▶ **Your objective**: Output an exact reproduction of the data.

# START OF Entries provided

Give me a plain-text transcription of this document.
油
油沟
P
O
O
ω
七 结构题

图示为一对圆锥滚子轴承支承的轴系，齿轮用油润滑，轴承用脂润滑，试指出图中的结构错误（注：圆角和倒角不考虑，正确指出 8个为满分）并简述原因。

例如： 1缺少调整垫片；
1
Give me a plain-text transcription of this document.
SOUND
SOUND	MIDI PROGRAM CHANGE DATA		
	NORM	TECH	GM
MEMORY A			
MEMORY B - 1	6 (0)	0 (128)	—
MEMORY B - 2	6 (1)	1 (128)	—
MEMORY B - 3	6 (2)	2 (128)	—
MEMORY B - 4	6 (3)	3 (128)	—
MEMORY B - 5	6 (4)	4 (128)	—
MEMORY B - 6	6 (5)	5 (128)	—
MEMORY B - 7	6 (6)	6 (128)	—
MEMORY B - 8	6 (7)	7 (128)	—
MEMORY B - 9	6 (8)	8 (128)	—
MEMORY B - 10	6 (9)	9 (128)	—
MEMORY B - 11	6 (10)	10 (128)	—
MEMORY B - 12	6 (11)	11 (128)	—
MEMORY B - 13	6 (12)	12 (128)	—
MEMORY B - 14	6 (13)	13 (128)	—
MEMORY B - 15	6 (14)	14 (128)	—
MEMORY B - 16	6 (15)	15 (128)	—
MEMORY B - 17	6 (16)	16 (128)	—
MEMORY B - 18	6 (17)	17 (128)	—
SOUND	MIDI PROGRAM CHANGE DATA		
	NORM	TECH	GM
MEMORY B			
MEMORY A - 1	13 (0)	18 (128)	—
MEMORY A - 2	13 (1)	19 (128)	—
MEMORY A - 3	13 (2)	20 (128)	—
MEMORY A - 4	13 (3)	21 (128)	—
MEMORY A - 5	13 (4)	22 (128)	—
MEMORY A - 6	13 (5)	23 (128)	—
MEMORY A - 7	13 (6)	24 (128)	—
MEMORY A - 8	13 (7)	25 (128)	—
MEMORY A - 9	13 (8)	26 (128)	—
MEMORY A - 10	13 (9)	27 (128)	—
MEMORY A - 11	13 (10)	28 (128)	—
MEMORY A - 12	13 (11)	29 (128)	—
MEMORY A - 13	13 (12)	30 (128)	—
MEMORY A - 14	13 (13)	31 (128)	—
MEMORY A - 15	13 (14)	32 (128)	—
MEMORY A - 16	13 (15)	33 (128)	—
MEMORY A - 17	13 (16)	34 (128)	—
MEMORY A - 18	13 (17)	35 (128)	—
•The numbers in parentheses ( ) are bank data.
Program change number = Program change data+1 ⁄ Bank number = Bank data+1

# END OF Entries provided

▶ **Problem solution**:
Give me a plain-text transcription of this document.
油
油沟
P
O
O
ω
七 结构题

图示为一对圆锥滚子轴承支承的轴系，齿轮用油润滑，轴承用脂润滑，试指出图中的结构错误（注：圆角和倒角不考虑，正确指出 8个为满分）并简述原因。

例如： 1缺少调整垫片；
1
Give me a plain-text transcription of this document.
SOUND
SOUND	MIDI PROGRAM CHANGE DATA		
	NORM	TECH	GM
MEMORY A			
MEMORY B - 1	6 (0)	0 (128)	—
MEMORY B - 2	6 (1)	1 (128)	—
MEMORY B - 3	6 (2)	2 (128)	—
MEMORY B - 4	6 (3)	3 (128)	—
MEMORY B - 5	6 (4)	4 (128)	—
MEMORY B - 6	6 (5)	5 (128)	—
MEMORY B - 7	6 (6)	6 (128)	—
MEMORY B - 8	6 (7)	7 (128)	—
MEMORY B - 9	6 (8)	8 (128)	—
MEMORY B - 10	6 (9)	9 (128)	—
MEMORY B - 11	6 (10)	10 (128)	—
MEMORY B - 12	6 (11)	11 (128)	—
MEMORY B - 13	6 (12)	12 (128)	—
MEMORY B - 14	6 (13)	13 (128)	—
MEMORY B - 15	6 (14)	14 (128)	—
MEMORY B - 16	6 (15)	15 (128)	—
MEMORY B - 17	6 (16)	16 (128)	—
MEMORY B - 18	6 (17)	17 (128)	—
SOUND	MIDI PROGRAM CHANGE DATA		
	NORM	TECH	GM
MEMORY B			
MEMORY A - 1	13 (0)	18 (128)	—
MEMORY A - 2	13 (1)	19 (128)	—
MEMORY A - 3	13 (2)	20 (128)	—
MEMORY A - 4	13 (3)	21 (128)	—
MEMORY A - 5	13 (4)	22 (128)	—
MEMORY A - 6	13 (5)	23 (128)	—
MEMORY A - 7	13 (6)	24 (128)	—
MEMORY A - 8	13 (7)	25 (128)	—
MEMORY A - 9	13 (8)	26 (128)	—
MEMORY A - 10	13 (9)	27 (128)	—
MEMORY A - 11	13 (10)	28 (128)	—
MEMORY A - 12	13 (11)	29 (128)	—
MEMORY A - 13	13 (12)	30 (128)	—
MEMORY A - 14	13 (13)	31 (128)	—
MEMORY A - 15	13 (14)	32 (128)	—
MEMORY A - 16	13 (15)	33 (128)	—
MEMORY A - 17	13 (16)	34 (128)	—
MEMORY A - 18	13 (17)	35 (128)	—
•The numbers in parentheses ( ) are bank data.
Program change number = Program change data+1 ⁄ Bank number = Bank data+1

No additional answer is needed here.